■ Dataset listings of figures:
┌──

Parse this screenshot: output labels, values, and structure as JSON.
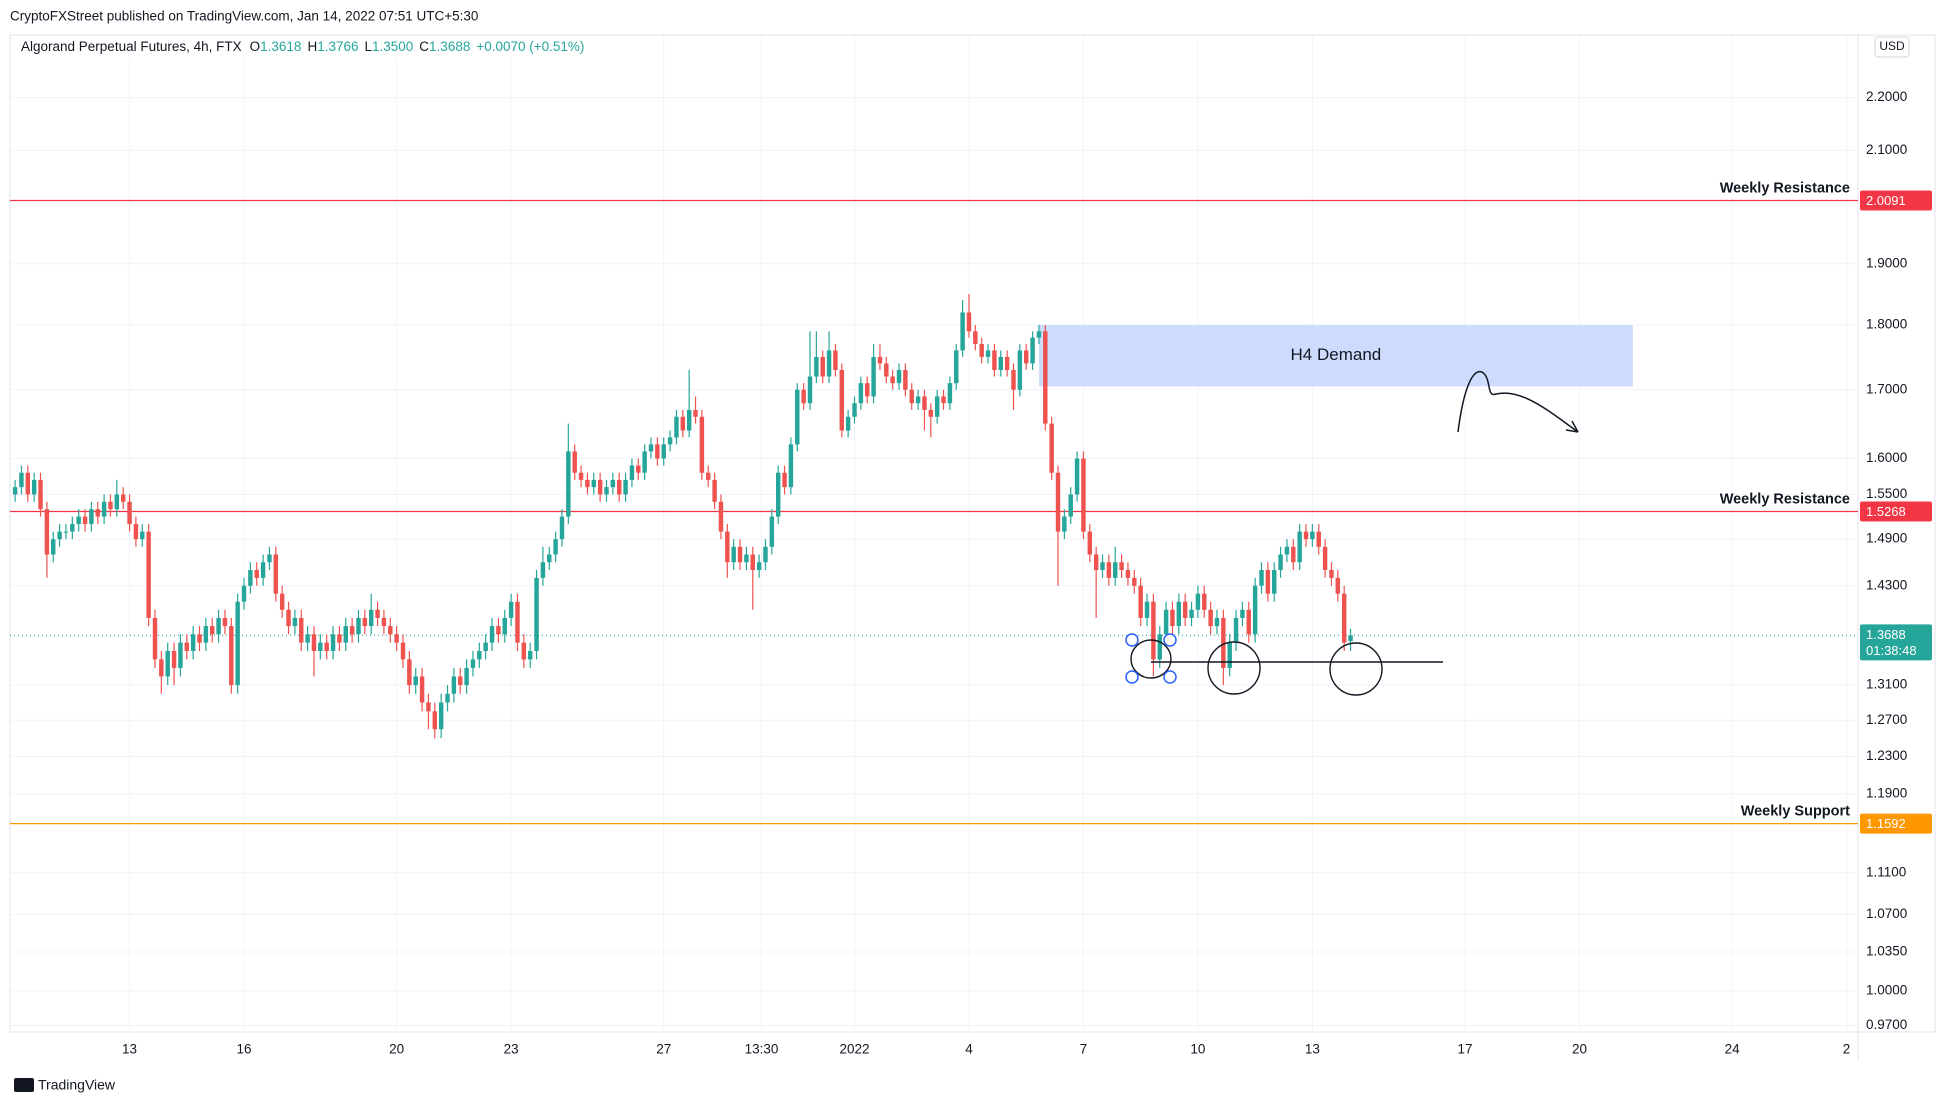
{
  "header": {
    "published": "CryptoFXStreet published on TradingView.com, Jan 14, 2022 07:51 UTC+5:30",
    "symbol": "Algorand Perpetual Futures, 4h, FTX",
    "ohlc_legend": [
      {
        "key": "O",
        "value": "1.3618"
      },
      {
        "key": "H",
        "value": "1.3766"
      },
      {
        "key": "L",
        "value": "1.3500"
      },
      {
        "key": "C",
        "value": "1.3688"
      }
    ],
    "change": "+0.0070 (+0.51%)",
    "currency": "USD"
  },
  "footer": {
    "brand": "TradingView"
  },
  "chart_data": {
    "type": "candlestick",
    "log_scale": true,
    "grid": true,
    "up_color": "#26a69a",
    "down_color": "#ef5350",
    "xlim": [
      -0.8,
      289.8
    ],
    "xticks": [
      {
        "value": 18,
        "label": "13"
      },
      {
        "value": 36,
        "label": "16"
      },
      {
        "value": 60,
        "label": "20"
      },
      {
        "value": 78,
        "label": "23"
      },
      {
        "value": 102,
        "label": "27"
      },
      {
        "value": 117.375,
        "label": "13:30"
      },
      {
        "value": 132,
        "label": "2022"
      },
      {
        "value": 150,
        "label": "4"
      },
      {
        "value": 168,
        "label": "7"
      },
      {
        "value": 186,
        "label": "10"
      },
      {
        "value": 204,
        "label": "13"
      },
      {
        "value": 228,
        "label": "17"
      },
      {
        "value": 246,
        "label": "20"
      },
      {
        "value": 270,
        "label": "24"
      },
      {
        "value": 288,
        "label": "2"
      }
    ],
    "ylim": [
      0.9645,
      2.325
    ],
    "yticks": [
      {
        "value": 2.2,
        "label": "2.2000"
      },
      {
        "value": 2.1,
        "label": "2.1000"
      },
      {
        "value": 1.9,
        "label": "1.9000"
      },
      {
        "value": 1.8,
        "label": "1.8000"
      },
      {
        "value": 1.7,
        "label": "1.7000"
      },
      {
        "value": 1.6,
        "label": "1.6000"
      },
      {
        "value": 1.55,
        "label": "1.5500"
      },
      {
        "value": 1.49,
        "label": "1.4900"
      },
      {
        "value": 1.43,
        "label": "1.4300"
      },
      {
        "value": 1.31,
        "label": "1.3100"
      },
      {
        "value": 1.27,
        "label": "1.2700"
      },
      {
        "value": 1.23,
        "label": "1.2300"
      },
      {
        "value": 1.19,
        "label": "1.1900"
      },
      {
        "value": 1.11,
        "label": "1.1100"
      },
      {
        "value": 1.07,
        "label": "1.0700"
      },
      {
        "value": 1.035,
        "label": "1.0350"
      },
      {
        "value": 1.0,
        "label": "1.0000"
      },
      {
        "value": 0.97,
        "label": "0.9700"
      }
    ],
    "levels": [
      {
        "name": "Weekly Resistance",
        "value": 2.0091,
        "color": "#f23645"
      },
      {
        "name": "Weekly Resistance",
        "value": 1.5268,
        "color": "#f23645"
      },
      {
        "name": "Weekly Support",
        "value": 1.1592,
        "color": "#ff9800"
      }
    ],
    "current_price": {
      "value": 1.3688,
      "countdown": "01:38:48",
      "color": "#26a69a"
    },
    "zones": [
      {
        "label": "H4 Demand",
        "top": 1.8,
        "bottom": 1.705,
        "x_start": 161,
        "x_end": 254.4,
        "color": "#cddcfd"
      }
    ],
    "ohlc": [
      [
        1.55,
        1.57,
        1.54,
        1.56
      ],
      [
        1.56,
        1.59,
        1.55,
        1.58
      ],
      [
        1.58,
        1.59,
        1.54,
        1.55
      ],
      [
        1.55,
        1.58,
        1.54,
        1.57
      ],
      [
        1.57,
        1.58,
        1.52,
        1.53
      ],
      [
        1.53,
        1.54,
        1.44,
        1.47
      ],
      [
        1.47,
        1.5,
        1.46,
        1.49
      ],
      [
        1.49,
        1.51,
        1.48,
        1.5
      ],
      [
        1.5,
        1.51,
        1.49,
        1.5
      ],
      [
        1.5,
        1.52,
        1.49,
        1.51
      ],
      [
        1.51,
        1.53,
        1.5,
        1.52
      ],
      [
        1.52,
        1.53,
        1.5,
        1.51
      ],
      [
        1.51,
        1.54,
        1.5,
        1.53
      ],
      [
        1.53,
        1.54,
        1.51,
        1.52
      ],
      [
        1.52,
        1.55,
        1.51,
        1.54
      ],
      [
        1.54,
        1.55,
        1.52,
        1.53
      ],
      [
        1.53,
        1.57,
        1.52,
        1.55
      ],
      [
        1.55,
        1.56,
        1.53,
        1.54
      ],
      [
        1.54,
        1.55,
        1.5,
        1.51
      ],
      [
        1.51,
        1.52,
        1.48,
        1.49
      ],
      [
        1.49,
        1.51,
        1.48,
        1.5
      ],
      [
        1.5,
        1.51,
        1.38,
        1.39
      ],
      [
        1.39,
        1.4,
        1.33,
        1.34
      ],
      [
        1.34,
        1.35,
        1.3,
        1.32
      ],
      [
        1.32,
        1.36,
        1.31,
        1.35
      ],
      [
        1.35,
        1.36,
        1.31,
        1.33
      ],
      [
        1.33,
        1.37,
        1.32,
        1.36
      ],
      [
        1.36,
        1.37,
        1.34,
        1.35
      ],
      [
        1.35,
        1.38,
        1.34,
        1.37
      ],
      [
        1.37,
        1.38,
        1.35,
        1.36
      ],
      [
        1.36,
        1.39,
        1.35,
        1.38
      ],
      [
        1.38,
        1.39,
        1.36,
        1.37
      ],
      [
        1.37,
        1.4,
        1.36,
        1.39
      ],
      [
        1.39,
        1.4,
        1.37,
        1.38
      ],
      [
        1.38,
        1.39,
        1.3,
        1.31
      ],
      [
        1.31,
        1.42,
        1.3,
        1.41
      ],
      [
        1.41,
        1.44,
        1.4,
        1.43
      ],
      [
        1.43,
        1.46,
        1.42,
        1.45
      ],
      [
        1.45,
        1.46,
        1.43,
        1.44
      ],
      [
        1.44,
        1.47,
        1.43,
        1.46
      ],
      [
        1.46,
        1.48,
        1.45,
        1.47
      ],
      [
        1.47,
        1.48,
        1.41,
        1.42
      ],
      [
        1.42,
        1.43,
        1.39,
        1.4
      ],
      [
        1.4,
        1.41,
        1.37,
        1.38
      ],
      [
        1.38,
        1.4,
        1.37,
        1.39
      ],
      [
        1.39,
        1.4,
        1.35,
        1.36
      ],
      [
        1.36,
        1.38,
        1.35,
        1.37
      ],
      [
        1.37,
        1.38,
        1.32,
        1.35
      ],
      [
        1.35,
        1.37,
        1.34,
        1.36
      ],
      [
        1.36,
        1.37,
        1.34,
        1.35
      ],
      [
        1.35,
        1.38,
        1.34,
        1.37
      ],
      [
        1.37,
        1.38,
        1.35,
        1.36
      ],
      [
        1.36,
        1.39,
        1.35,
        1.38
      ],
      [
        1.38,
        1.39,
        1.36,
        1.37
      ],
      [
        1.37,
        1.4,
        1.36,
        1.39
      ],
      [
        1.39,
        1.4,
        1.37,
        1.38
      ],
      [
        1.38,
        1.42,
        1.37,
        1.4
      ],
      [
        1.4,
        1.41,
        1.38,
        1.39
      ],
      [
        1.39,
        1.4,
        1.37,
        1.38
      ],
      [
        1.38,
        1.39,
        1.36,
        1.37
      ],
      [
        1.37,
        1.38,
        1.35,
        1.36
      ],
      [
        1.36,
        1.37,
        1.33,
        1.34
      ],
      [
        1.34,
        1.35,
        1.3,
        1.31
      ],
      [
        1.31,
        1.33,
        1.3,
        1.32
      ],
      [
        1.32,
        1.33,
        1.28,
        1.29
      ],
      [
        1.29,
        1.3,
        1.26,
        1.28
      ],
      [
        1.28,
        1.29,
        1.25,
        1.26
      ],
      [
        1.26,
        1.3,
        1.25,
        1.29
      ],
      [
        1.29,
        1.31,
        1.28,
        1.3
      ],
      [
        1.3,
        1.33,
        1.29,
        1.32
      ],
      [
        1.32,
        1.33,
        1.3,
        1.31
      ],
      [
        1.31,
        1.34,
        1.3,
        1.33
      ],
      [
        1.33,
        1.35,
        1.32,
        1.34
      ],
      [
        1.34,
        1.36,
        1.33,
        1.35
      ],
      [
        1.35,
        1.37,
        1.34,
        1.36
      ],
      [
        1.36,
        1.39,
        1.35,
        1.38
      ],
      [
        1.38,
        1.39,
        1.36,
        1.37
      ],
      [
        1.37,
        1.4,
        1.36,
        1.39
      ],
      [
        1.39,
        1.42,
        1.38,
        1.41
      ],
      [
        1.41,
        1.42,
        1.35,
        1.36
      ],
      [
        1.36,
        1.37,
        1.33,
        1.34
      ],
      [
        1.34,
        1.36,
        1.33,
        1.35
      ],
      [
        1.35,
        1.45,
        1.34,
        1.44
      ],
      [
        1.44,
        1.48,
        1.43,
        1.46
      ],
      [
        1.46,
        1.48,
        1.45,
        1.47
      ],
      [
        1.47,
        1.5,
        1.46,
        1.49
      ],
      [
        1.49,
        1.53,
        1.48,
        1.52
      ],
      [
        1.52,
        1.65,
        1.51,
        1.61
      ],
      [
        1.61,
        1.62,
        1.57,
        1.58
      ],
      [
        1.58,
        1.59,
        1.56,
        1.57
      ],
      [
        1.57,
        1.58,
        1.55,
        1.56
      ],
      [
        1.56,
        1.58,
        1.55,
        1.57
      ],
      [
        1.57,
        1.58,
        1.54,
        1.55
      ],
      [
        1.55,
        1.57,
        1.54,
        1.56
      ],
      [
        1.56,
        1.58,
        1.55,
        1.57
      ],
      [
        1.57,
        1.58,
        1.54,
        1.55
      ],
      [
        1.55,
        1.58,
        1.54,
        1.57
      ],
      [
        1.57,
        1.6,
        1.56,
        1.59
      ],
      [
        1.59,
        1.6,
        1.57,
        1.58
      ],
      [
        1.58,
        1.62,
        1.57,
        1.61
      ],
      [
        1.61,
        1.63,
        1.6,
        1.62
      ],
      [
        1.62,
        1.63,
        1.59,
        1.6
      ],
      [
        1.6,
        1.63,
        1.59,
        1.62
      ],
      [
        1.62,
        1.64,
        1.61,
        1.63
      ],
      [
        1.63,
        1.67,
        1.62,
        1.66
      ],
      [
        1.66,
        1.67,
        1.63,
        1.64
      ],
      [
        1.64,
        1.73,
        1.63,
        1.67
      ],
      [
        1.67,
        1.69,
        1.65,
        1.66
      ],
      [
        1.66,
        1.67,
        1.57,
        1.58
      ],
      [
        1.58,
        1.59,
        1.56,
        1.57
      ],
      [
        1.57,
        1.58,
        1.53,
        1.54
      ],
      [
        1.54,
        1.55,
        1.49,
        1.5
      ],
      [
        1.5,
        1.51,
        1.44,
        1.46
      ],
      [
        1.46,
        1.49,
        1.45,
        1.48
      ],
      [
        1.48,
        1.49,
        1.45,
        1.46
      ],
      [
        1.46,
        1.48,
        1.45,
        1.47
      ],
      [
        1.47,
        1.48,
        1.4,
        1.45
      ],
      [
        1.45,
        1.47,
        1.44,
        1.46
      ],
      [
        1.46,
        1.49,
        1.45,
        1.48
      ],
      [
        1.48,
        1.53,
        1.47,
        1.52
      ],
      [
        1.52,
        1.59,
        1.51,
        1.58
      ],
      [
        1.58,
        1.59,
        1.55,
        1.56
      ],
      [
        1.56,
        1.63,
        1.55,
        1.62
      ],
      [
        1.62,
        1.71,
        1.61,
        1.7
      ],
      [
        1.7,
        1.71,
        1.67,
        1.68
      ],
      [
        1.68,
        1.79,
        1.67,
        1.72
      ],
      [
        1.72,
        1.79,
        1.71,
        1.75
      ],
      [
        1.75,
        1.76,
        1.71,
        1.72
      ],
      [
        1.72,
        1.79,
        1.71,
        1.76
      ],
      [
        1.76,
        1.77,
        1.72,
        1.73
      ],
      [
        1.73,
        1.74,
        1.63,
        1.64
      ],
      [
        1.64,
        1.67,
        1.63,
        1.66
      ],
      [
        1.66,
        1.69,
        1.65,
        1.68
      ],
      [
        1.68,
        1.72,
        1.67,
        1.71
      ],
      [
        1.71,
        1.72,
        1.68,
        1.69
      ],
      [
        1.69,
        1.77,
        1.68,
        1.75
      ],
      [
        1.75,
        1.77,
        1.73,
        1.74
      ],
      [
        1.74,
        1.75,
        1.71,
        1.72
      ],
      [
        1.72,
        1.73,
        1.7,
        1.71
      ],
      [
        1.71,
        1.74,
        1.7,
        1.73
      ],
      [
        1.73,
        1.74,
        1.69,
        1.7
      ],
      [
        1.7,
        1.71,
        1.67,
        1.68
      ],
      [
        1.68,
        1.7,
        1.67,
        1.69
      ],
      [
        1.69,
        1.7,
        1.64,
        1.67
      ],
      [
        1.67,
        1.68,
        1.63,
        1.66
      ],
      [
        1.66,
        1.7,
        1.65,
        1.69
      ],
      [
        1.69,
        1.7,
        1.67,
        1.68
      ],
      [
        1.68,
        1.72,
        1.67,
        1.71
      ],
      [
        1.71,
        1.77,
        1.7,
        1.76
      ],
      [
        1.76,
        1.84,
        1.75,
        1.82
      ],
      [
        1.82,
        1.85,
        1.78,
        1.79
      ],
      [
        1.79,
        1.8,
        1.76,
        1.77
      ],
      [
        1.77,
        1.78,
        1.74,
        1.75
      ],
      [
        1.75,
        1.77,
        1.74,
        1.76
      ],
      [
        1.76,
        1.77,
        1.72,
        1.73
      ],
      [
        1.73,
        1.76,
        1.72,
        1.75
      ],
      [
        1.75,
        1.76,
        1.72,
        1.73
      ],
      [
        1.73,
        1.74,
        1.67,
        1.7
      ],
      [
        1.7,
        1.77,
        1.69,
        1.76
      ],
      [
        1.76,
        1.77,
        1.73,
        1.74
      ],
      [
        1.74,
        1.79,
        1.73,
        1.78
      ],
      [
        1.78,
        1.8,
        1.77,
        1.79
      ],
      [
        1.79,
        1.8,
        1.64,
        1.65
      ],
      [
        1.65,
        1.66,
        1.57,
        1.58
      ],
      [
        1.58,
        1.59,
        1.43,
        1.5
      ],
      [
        1.5,
        1.53,
        1.49,
        1.52
      ],
      [
        1.52,
        1.56,
        1.51,
        1.55
      ],
      [
        1.55,
        1.61,
        1.54,
        1.6
      ],
      [
        1.6,
        1.61,
        1.49,
        1.5
      ],
      [
        1.5,
        1.51,
        1.46,
        1.47
      ],
      [
        1.47,
        1.48,
        1.39,
        1.45
      ],
      [
        1.45,
        1.47,
        1.44,
        1.46
      ],
      [
        1.46,
        1.47,
        1.43,
        1.44
      ],
      [
        1.44,
        1.48,
        1.43,
        1.46
      ],
      [
        1.46,
        1.47,
        1.44,
        1.45
      ],
      [
        1.45,
        1.46,
        1.43,
        1.44
      ],
      [
        1.44,
        1.45,
        1.42,
        1.43
      ],
      [
        1.43,
        1.44,
        1.38,
        1.39
      ],
      [
        1.39,
        1.42,
        1.38,
        1.41
      ],
      [
        1.41,
        1.42,
        1.32,
        1.34
      ],
      [
        1.34,
        1.38,
        1.33,
        1.37
      ],
      [
        1.37,
        1.41,
        1.36,
        1.4
      ],
      [
        1.4,
        1.41,
        1.37,
        1.38
      ],
      [
        1.38,
        1.42,
        1.37,
        1.41
      ],
      [
        1.41,
        1.42,
        1.38,
        1.39
      ],
      [
        1.39,
        1.41,
        1.38,
        1.4
      ],
      [
        1.4,
        1.43,
        1.39,
        1.42
      ],
      [
        1.42,
        1.43,
        1.39,
        1.4
      ],
      [
        1.4,
        1.41,
        1.37,
        1.38
      ],
      [
        1.38,
        1.4,
        1.37,
        1.39
      ],
      [
        1.39,
        1.4,
        1.31,
        1.33
      ],
      [
        1.33,
        1.37,
        1.32,
        1.36
      ],
      [
        1.36,
        1.4,
        1.35,
        1.39
      ],
      [
        1.39,
        1.41,
        1.38,
        1.4
      ],
      [
        1.4,
        1.41,
        1.36,
        1.37
      ],
      [
        1.37,
        1.44,
        1.36,
        1.43
      ],
      [
        1.43,
        1.46,
        1.42,
        1.45
      ],
      [
        1.45,
        1.46,
        1.41,
        1.42
      ],
      [
        1.42,
        1.46,
        1.41,
        1.45
      ],
      [
        1.45,
        1.48,
        1.44,
        1.47
      ],
      [
        1.47,
        1.49,
        1.46,
        1.48
      ],
      [
        1.48,
        1.49,
        1.45,
        1.46
      ],
      [
        1.46,
        1.51,
        1.45,
        1.5
      ],
      [
        1.5,
        1.51,
        1.48,
        1.49
      ],
      [
        1.49,
        1.51,
        1.48,
        1.5
      ],
      [
        1.5,
        1.51,
        1.47,
        1.48
      ],
      [
        1.48,
        1.49,
        1.44,
        1.45
      ],
      [
        1.45,
        1.46,
        1.43,
        1.44
      ],
      [
        1.44,
        1.45,
        1.41,
        1.42
      ],
      [
        1.42,
        1.43,
        1.35,
        1.36
      ],
      [
        1.3618,
        1.3766,
        1.35,
        1.3688
      ]
    ]
  }
}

└──

■ INSTRUCTIONS FOR THE TASK: Only lines with the word "TradingView" should be collected from the material.

■ REPLY:
    "published": "CryptoFXStreet published on TradingView.com, Jan 14, 2022 07:51 UTC+5:30",
    "brand": "TradingView"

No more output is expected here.